> WRITTEN REQUEST: Below are the records. List every line holding the word "Zeitschrift".

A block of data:
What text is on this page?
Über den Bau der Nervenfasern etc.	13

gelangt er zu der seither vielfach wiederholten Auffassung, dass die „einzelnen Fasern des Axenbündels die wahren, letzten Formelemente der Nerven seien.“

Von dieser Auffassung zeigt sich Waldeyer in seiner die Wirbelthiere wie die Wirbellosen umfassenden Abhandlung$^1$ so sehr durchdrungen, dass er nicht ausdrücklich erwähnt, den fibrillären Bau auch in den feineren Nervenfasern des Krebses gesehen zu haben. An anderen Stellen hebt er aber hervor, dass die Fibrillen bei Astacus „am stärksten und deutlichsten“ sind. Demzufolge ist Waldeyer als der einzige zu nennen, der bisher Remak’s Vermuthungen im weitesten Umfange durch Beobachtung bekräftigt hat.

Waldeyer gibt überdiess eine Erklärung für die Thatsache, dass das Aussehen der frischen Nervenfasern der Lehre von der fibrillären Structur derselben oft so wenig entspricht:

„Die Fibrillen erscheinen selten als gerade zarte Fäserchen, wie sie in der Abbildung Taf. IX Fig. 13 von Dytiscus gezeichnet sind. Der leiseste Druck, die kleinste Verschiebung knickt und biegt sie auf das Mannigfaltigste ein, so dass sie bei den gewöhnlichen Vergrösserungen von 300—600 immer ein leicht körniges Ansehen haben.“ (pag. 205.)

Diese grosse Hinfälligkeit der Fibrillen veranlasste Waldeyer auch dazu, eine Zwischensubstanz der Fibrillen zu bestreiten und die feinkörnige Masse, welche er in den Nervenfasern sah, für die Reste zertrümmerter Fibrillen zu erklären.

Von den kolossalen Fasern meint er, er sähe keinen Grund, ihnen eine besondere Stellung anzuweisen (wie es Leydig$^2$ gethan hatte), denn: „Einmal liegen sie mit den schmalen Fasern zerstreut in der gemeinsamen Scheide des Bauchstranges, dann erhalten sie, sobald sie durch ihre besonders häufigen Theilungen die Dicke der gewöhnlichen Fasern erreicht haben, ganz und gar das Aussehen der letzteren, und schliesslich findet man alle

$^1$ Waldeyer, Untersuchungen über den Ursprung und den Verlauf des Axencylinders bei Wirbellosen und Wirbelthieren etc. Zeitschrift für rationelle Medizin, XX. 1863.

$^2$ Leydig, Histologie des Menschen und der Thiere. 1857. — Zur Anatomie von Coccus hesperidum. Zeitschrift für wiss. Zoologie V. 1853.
--
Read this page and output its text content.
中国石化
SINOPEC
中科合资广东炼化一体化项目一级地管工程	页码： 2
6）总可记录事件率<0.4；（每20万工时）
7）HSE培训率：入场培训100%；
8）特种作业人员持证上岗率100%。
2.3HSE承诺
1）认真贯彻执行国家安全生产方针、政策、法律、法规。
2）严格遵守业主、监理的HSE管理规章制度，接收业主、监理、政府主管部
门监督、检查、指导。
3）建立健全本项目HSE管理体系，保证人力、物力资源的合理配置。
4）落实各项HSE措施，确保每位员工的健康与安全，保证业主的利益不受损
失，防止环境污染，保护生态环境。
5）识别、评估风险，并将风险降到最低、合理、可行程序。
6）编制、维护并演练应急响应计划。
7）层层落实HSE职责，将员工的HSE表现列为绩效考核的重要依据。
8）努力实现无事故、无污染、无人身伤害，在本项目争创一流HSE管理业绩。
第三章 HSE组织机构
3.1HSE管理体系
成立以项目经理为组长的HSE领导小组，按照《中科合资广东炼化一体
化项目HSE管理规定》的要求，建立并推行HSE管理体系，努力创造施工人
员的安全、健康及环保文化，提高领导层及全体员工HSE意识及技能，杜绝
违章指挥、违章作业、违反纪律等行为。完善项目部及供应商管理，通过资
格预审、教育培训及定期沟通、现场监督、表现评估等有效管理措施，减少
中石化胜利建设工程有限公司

> TASK RESPONSE:
$^1$ Waldeyer, Untersuchungen über den Ursprung und den Verlauf des Axencylinders bei Wirbellosen und Wirbelthieren etc. Zeitschrift für rationelle Medizin, XX. 1863.
$^2$ Leydig, Histologie des Menschen und der Thiere. 1857. — Zur Anatomie von Coccus hesperidum. Zeitschrift für wiss. Zoologie V. 1853.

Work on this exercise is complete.